→ Goal of the exercise
Omit images. Retype all entries verbatim.

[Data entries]
######
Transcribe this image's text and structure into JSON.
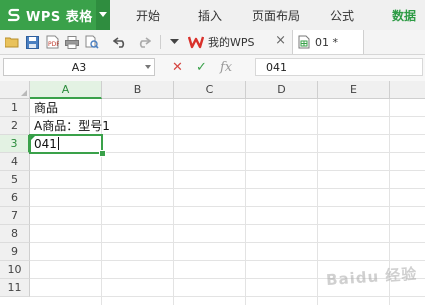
{
  "app": {
    "title": "WPS 表格",
    "brand_color": "#3aa14a",
    "logo_icon": "wps-s-logo-icon",
    "dropdown_icon": "chevron-down-icon"
  },
  "menu": {
    "items": [
      {
        "label": "开始",
        "active": false
      },
      {
        "label": "插入",
        "active": false
      },
      {
        "label": "页面布局",
        "active": false
      },
      {
        "label": "公式",
        "active": false
      },
      {
        "label": "数据",
        "active": true
      }
    ]
  },
  "toolbar": {
    "icons": [
      "open-folder-icon",
      "save-icon",
      "export-pdf-icon",
      "print-icon",
      "print-preview-icon",
      "undo-icon",
      "redo-icon",
      "more-dropdown-icon"
    ]
  },
  "tabs": [
    {
      "label": "我的WPS",
      "icon": "wps-logo-icon",
      "closable": true,
      "active": false,
      "close_glyph": "×"
    },
    {
      "label": "01 *",
      "icon": "spreadsheet-doc-icon",
      "closable": false,
      "active": true
    }
  ],
  "formula_bar": {
    "name_box": "A3",
    "cancel_glyph": "✕",
    "confirm_glyph": "✓",
    "fx_label": "fx",
    "formula_value": "041"
  },
  "sheet": {
    "columns": [
      "A",
      "B",
      "C",
      "D",
      "E"
    ],
    "rows": [
      "1",
      "2",
      "3",
      "4",
      "5",
      "6",
      "7",
      "8",
      "9",
      "10",
      "11"
    ],
    "selected_column": "A",
    "selected_row": "3",
    "cells": {
      "A1": "商品",
      "A2": "A商品：型号1",
      "A3": "041"
    }
  },
  "watermark": "Baidu 经验"
}
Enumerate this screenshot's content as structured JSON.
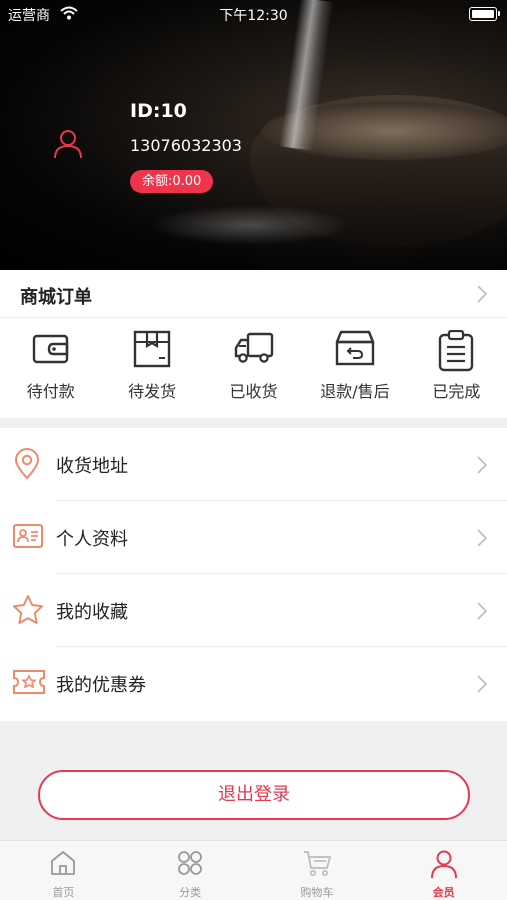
{
  "status_bar": {
    "carrier": "运营商",
    "time": "下午12:30"
  },
  "profile": {
    "id": "ID:10",
    "phone": "13076032303",
    "balance": "余额:0.00"
  },
  "orders": {
    "title": "商城订单",
    "items": [
      {
        "label": "待付款",
        "icon": "wallet-icon"
      },
      {
        "label": "待发货",
        "icon": "package-icon"
      },
      {
        "label": "已收货",
        "icon": "truck-icon"
      },
      {
        "label": "退款/售后",
        "icon": "refund-box-icon"
      },
      {
        "label": "已完成",
        "icon": "clipboard-icon"
      }
    ]
  },
  "menu": {
    "items": [
      {
        "label": "收货地址",
        "icon": "location-pin-icon"
      },
      {
        "label": "个人资料",
        "icon": "id-card-icon"
      },
      {
        "label": "我的收藏",
        "icon": "star-icon"
      },
      {
        "label": "我的优惠券",
        "icon": "coupon-icon"
      }
    ]
  },
  "logout_label": "退出登录",
  "tab_bar": {
    "items": [
      {
        "label": "首页",
        "icon": "home-icon"
      },
      {
        "label": "分类",
        "icon": "grid-icon"
      },
      {
        "label": "购物车",
        "icon": "cart-icon"
      },
      {
        "label": "会员",
        "icon": "person-icon"
      }
    ],
    "active_index": 3
  },
  "colors": {
    "accent": "#e5394f",
    "badge": "#f0344b",
    "menu_icon": "#f08a6c"
  }
}
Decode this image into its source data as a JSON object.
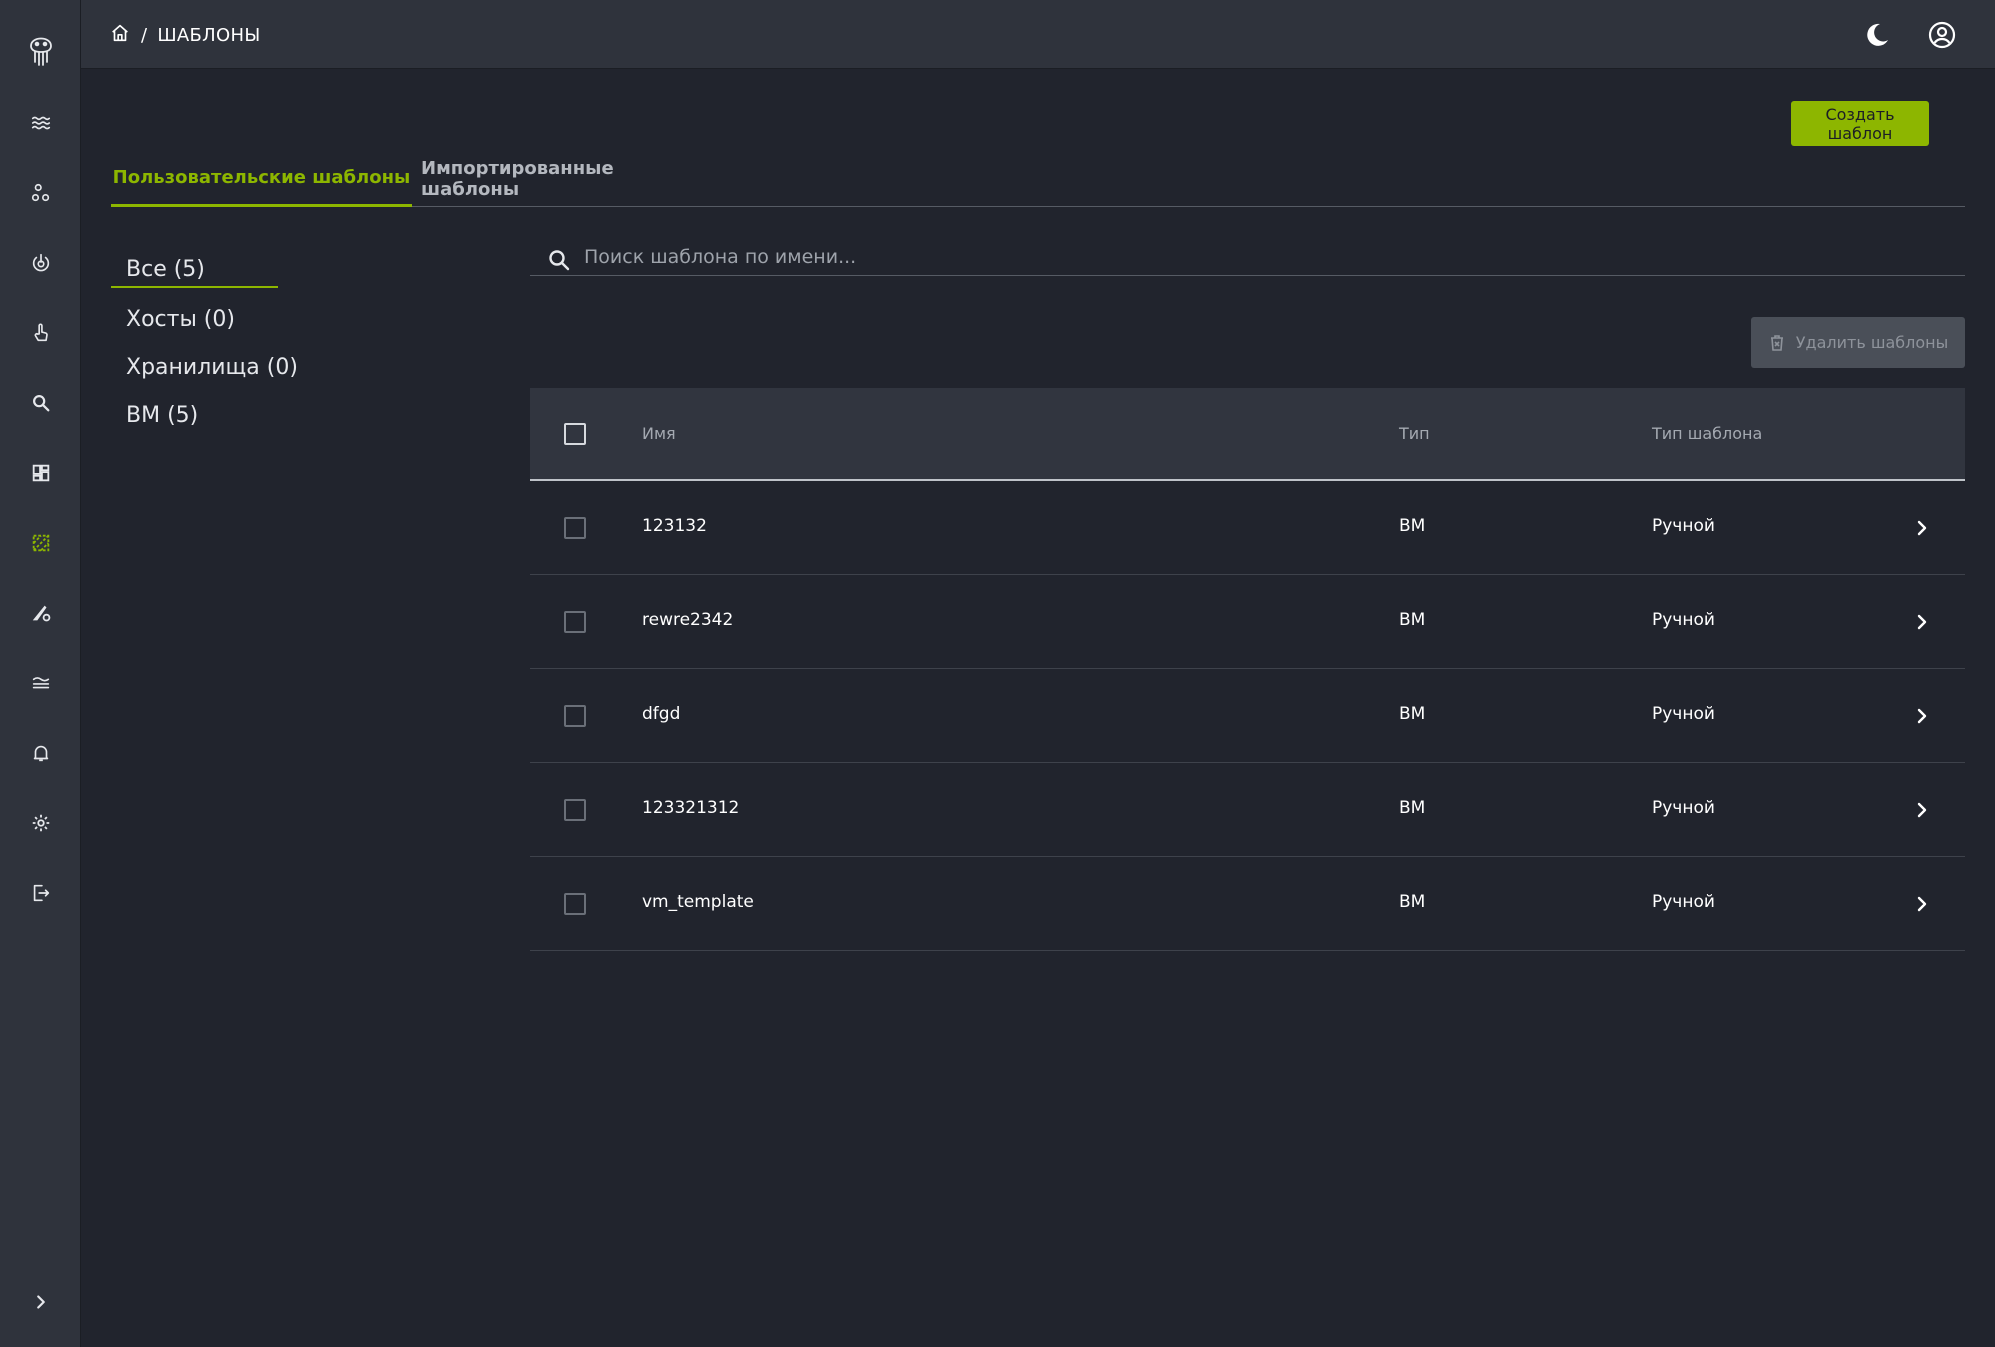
{
  "sidebar": {
    "icons": [
      "logo-icon",
      "waves-icon",
      "nodes-icon",
      "power-icon",
      "hand-pointer-icon",
      "search-icon",
      "dashboard-icon",
      "templates-icon",
      "tools-settings-icon",
      "layers-icon",
      "bell-icon",
      "gear-icon",
      "logout-icon",
      "expand-chevron-icon"
    ],
    "active_icon": "templates-icon",
    "accent_color": "#8db600"
  },
  "topbar": {
    "breadcrumb_separator": "/",
    "breadcrumb_current": "ШАБЛОНЫ"
  },
  "actions": {
    "create_label": "Создать шаблон",
    "delete_label": "Удалить шаблоны"
  },
  "tabs": [
    {
      "label": "Пользовательские шаблоны",
      "active": true
    },
    {
      "label": "Импортированные шаблоны",
      "active": false
    }
  ],
  "filters": [
    {
      "label": "Все (5)",
      "active": true
    },
    {
      "label": "Хосты (0)",
      "active": false
    },
    {
      "label": "Хранилища (0)",
      "active": false
    },
    {
      "label": "ВМ (5)",
      "active": false
    }
  ],
  "search": {
    "placeholder": "Поиск шаблона по имени..."
  },
  "table": {
    "columns": [
      "Имя",
      "Тип",
      "Тип шаблона"
    ],
    "rows": [
      {
        "name": "123132",
        "type": "ВМ",
        "template_type": "Ручной"
      },
      {
        "name": "rewre2342",
        "type": "ВМ",
        "template_type": "Ручной"
      },
      {
        "name": "dfgd",
        "type": "ВМ",
        "template_type": "Ручной"
      },
      {
        "name": "123321312",
        "type": "ВМ",
        "template_type": "Ручной"
      },
      {
        "name": "vm_template",
        "type": "ВМ",
        "template_type": "Ручной"
      }
    ]
  }
}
######
→ Result of this exercise
Transcribe this image's text and structure into JSON.
{
  "app": {
    "title": "WPS 表格",
    "brand_color": "#3aa14a",
    "logo_icon": "wps-s-logo-icon",
    "dropdown_icon": "chevron-down-icon"
  },
  "menu": {
    "items": [
      {
        "label": "开始",
        "active": false
      },
      {
        "label": "插入",
        "active": false
      },
      {
        "label": "页面布局",
        "active": false
      },
      {
        "label": "公式",
        "active": false
      },
      {
        "label": "数据",
        "active": true
      }
    ]
  },
  "toolbar": {
    "icons": [
      "open-folder-icon",
      "save-icon",
      "export-pdf-icon",
      "print-icon",
      "print-preview-icon",
      "undo-icon",
      "redo-icon",
      "more-dropdown-icon"
    ]
  },
  "tabs": [
    {
      "label": "我的WPS",
      "icon": "wps-logo-icon",
      "closable": true,
      "active": false,
      "close_glyph": "×"
    },
    {
      "label": "01 *",
      "icon": "spreadsheet-doc-icon",
      "closable": false,
      "active": true
    }
  ],
  "formula_bar": {
    "name_box": "A3",
    "cancel_glyph": "✕",
    "confirm_glyph": "✓",
    "fx_label": "fx",
    "formula_value": "041"
  },
  "sheet": {
    "columns": [
      "A",
      "B",
      "C",
      "D",
      "E"
    ],
    "rows": [
      "1",
      "2",
      "3",
      "4",
      "5",
      "6",
      "7",
      "8",
      "9",
      "10",
      "11"
    ],
    "selected_column": "A",
    "selected_row": "3",
    "cells": {
      "A1": "商品",
      "A2": "A商品：型号1",
      "A3": "041"
    }
  },
  "watermark": "Baidu 经验"
}
Enumerate this screenshot's content as structured JSON.
{
  "status_bar": {
    "carrier": "运营商",
    "time": "下午12:30"
  },
  "profile": {
    "id": "ID:10",
    "phone": "13076032303",
    "balance": "余额:0.00"
  },
  "orders": {
    "title": "商城订单",
    "items": [
      {
        "label": "待付款",
        "icon": "wallet-icon"
      },
      {
        "label": "待发货",
        "icon": "package-icon"
      },
      {
        "label": "已收货",
        "icon": "truck-icon"
      },
      {
        "label": "退款/售后",
        "icon": "refund-box-icon"
      },
      {
        "label": "已完成",
        "icon": "clipboard-icon"
      }
    ]
  },
  "menu": {
    "items": [
      {
        "label": "收货地址",
        "icon": "location-pin-icon"
      },
      {
        "label": "个人资料",
        "icon": "id-card-icon"
      },
      {
        "label": "我的收藏",
        "icon": "star-icon"
      },
      {
        "label": "我的优惠券",
        "icon": "coupon-icon"
      }
    ]
  },
  "logout_label": "退出登录",
  "tab_bar": {
    "items": [
      {
        "label": "首页",
        "icon": "home-icon"
      },
      {
        "label": "分类",
        "icon": "grid-icon"
      },
      {
        "label": "购物车",
        "icon": "cart-icon"
      },
      {
        "label": "会员",
        "icon": "person-icon"
      }
    ],
    "active_index": 3
  },
  "colors": {
    "accent": "#e5394f",
    "badge": "#f0344b",
    "menu_icon": "#f08a6c"
  }
}
Decode this image into its source data as a JSON object.
{
  "sidebar": {
    "icons": [
      "logo-icon",
      "waves-icon",
      "nodes-icon",
      "power-icon",
      "hand-pointer-icon",
      "search-icon",
      "dashboard-icon",
      "templates-icon",
      "tools-settings-icon",
      "layers-icon",
      "bell-icon",
      "gear-icon",
      "logout-icon",
      "expand-chevron-icon"
    ],
    "active_icon": "templates-icon",
    "accent_color": "#8db600"
  },
  "topbar": {
    "breadcrumb_separator": "/",
    "breadcrumb_current": "ШАБЛОНЫ"
  },
  "actions": {
    "create_label": "Создать шаблон",
    "delete_label": "Удалить шаблоны"
  },
  "tabs": [
    {
      "label": "Пользовательские шаблоны",
      "active": true
    },
    {
      "label": "Импортированные шаблоны",
      "active": false
    }
  ],
  "filters": [
    {
      "label": "Все (5)",
      "active": true
    },
    {
      "label": "Хосты (0)",
      "active": false
    },
    {
      "label": "Хранилища (0)",
      "active": false
    },
    {
      "label": "ВМ (5)",
      "active": false
    }
  ],
  "search": {
    "placeholder": "Поиск шаблона по имени..."
  },
  "table": {
    "columns": [
      "Имя",
      "Тип",
      "Тип шаблона"
    ],
    "rows": [
      {
        "name": "123132",
        "type": "ВМ",
        "template_type": "Ручной"
      },
      {
        "name": "rewre2342",
        "type": "ВМ",
        "template_type": "Ручной"
      },
      {
        "name": "dfgd",
        "type": "ВМ",
        "template_type": "Ручной"
      },
      {
        "name": "123321312",
        "type": "ВМ",
        "template_type": "Ручной"
      },
      {
        "name": "vm_template",
        "type": "ВМ",
        "template_type": "Ручной"
      }
    ]
  }
}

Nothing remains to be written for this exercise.